Data extracted from a collection:
======
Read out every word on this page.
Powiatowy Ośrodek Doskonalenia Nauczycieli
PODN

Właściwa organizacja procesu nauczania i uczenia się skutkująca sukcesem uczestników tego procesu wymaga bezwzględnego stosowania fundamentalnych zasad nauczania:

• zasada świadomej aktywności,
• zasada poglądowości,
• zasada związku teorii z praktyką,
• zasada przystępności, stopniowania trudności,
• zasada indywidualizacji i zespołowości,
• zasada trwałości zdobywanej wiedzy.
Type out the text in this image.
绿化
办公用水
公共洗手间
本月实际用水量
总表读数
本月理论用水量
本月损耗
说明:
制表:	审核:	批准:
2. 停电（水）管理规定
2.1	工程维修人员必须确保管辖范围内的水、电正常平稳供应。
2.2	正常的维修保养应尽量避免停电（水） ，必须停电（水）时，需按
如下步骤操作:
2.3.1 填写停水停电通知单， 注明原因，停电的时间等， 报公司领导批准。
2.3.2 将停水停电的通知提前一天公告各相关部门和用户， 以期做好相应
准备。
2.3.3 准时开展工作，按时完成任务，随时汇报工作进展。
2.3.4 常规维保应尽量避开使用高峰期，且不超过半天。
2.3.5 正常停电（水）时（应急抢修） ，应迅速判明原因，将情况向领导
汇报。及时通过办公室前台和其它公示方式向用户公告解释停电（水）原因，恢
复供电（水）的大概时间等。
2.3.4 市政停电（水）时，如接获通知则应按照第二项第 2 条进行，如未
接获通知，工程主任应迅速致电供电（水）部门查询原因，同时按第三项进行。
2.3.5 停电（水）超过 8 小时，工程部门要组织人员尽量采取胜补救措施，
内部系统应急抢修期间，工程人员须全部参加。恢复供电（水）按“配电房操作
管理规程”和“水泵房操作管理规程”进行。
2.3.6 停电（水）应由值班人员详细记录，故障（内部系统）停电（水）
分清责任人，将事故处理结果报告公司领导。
======
> The problem
From the data above, extract every line in its exact form.

> Exercise response
Read out every word on this page.
Powiatowy Ośrodek Doskonalenia Nauczycieli
PODN

Właściwa organizacja procesu nauczania i uczenia się skutkująca sukcesem uczestników tego procesu wymaga bezwzględnego stosowania fundamentalnych zasad nauczania:

• zasada świadomej aktywności,
• zasada poglądowości,
• zasada związku teorii z praktyką,
• zasada przystępności, stopniowania trudności,
• zasada indywidualizacji i zespołowości,
• zasada trwałości zdobywanej wiedzy.
Type out the text in this image.
绿化
办公用水
公共洗手间
本月实际用水量
总表读数
本月理论用水量
本月损耗
说明:
制表:	审核:	批准:
2. 停电（水）管理规定
2.1	工程维修人员必须确保管辖范围内的水、电正常平稳供应。
2.2	正常的维修保养应尽量避免停电（水） ，必须停电（水）时，需按
如下步骤操作:
2.3.1 填写停水停电通知单， 注明原因，停电的时间等， 报公司领导批准。
2.3.2 将停水停电的通知提前一天公告各相关部门和用户， 以期做好相应
准备。
2.3.3 准时开展工作，按时完成任务，随时汇报工作进展。
2.3.4 常规维保应尽量避开使用高峰期，且不超过半天。
2.3.5 正常停电（水）时（应急抢修） ，应迅速判明原因，将情况向领导
汇报。及时通过办公室前台和其它公示方式向用户公告解释停电（水）原因，恢
复供电（水）的大概时间等。
2.3.4 市政停电（水）时，如接获通知则应按照第二项第 2 条进行，如未
接获通知，工程主任应迅速致电供电（水）部门查询原因，同时按第三项进行。
2.3.5 停电（水）超过 8 小时，工程部门要组织人员尽量采取胜补救措施，
内部系统应急抢修期间，工程人员须全部参加。恢复供电（水）按“配电房操作
管理规程”和“水泵房操作管理规程”进行。
2.3.6 停电（水）应由值班人员详细记录，故障（内部系统）停电（水）
分清责任人，将事故处理结果报告公司领导。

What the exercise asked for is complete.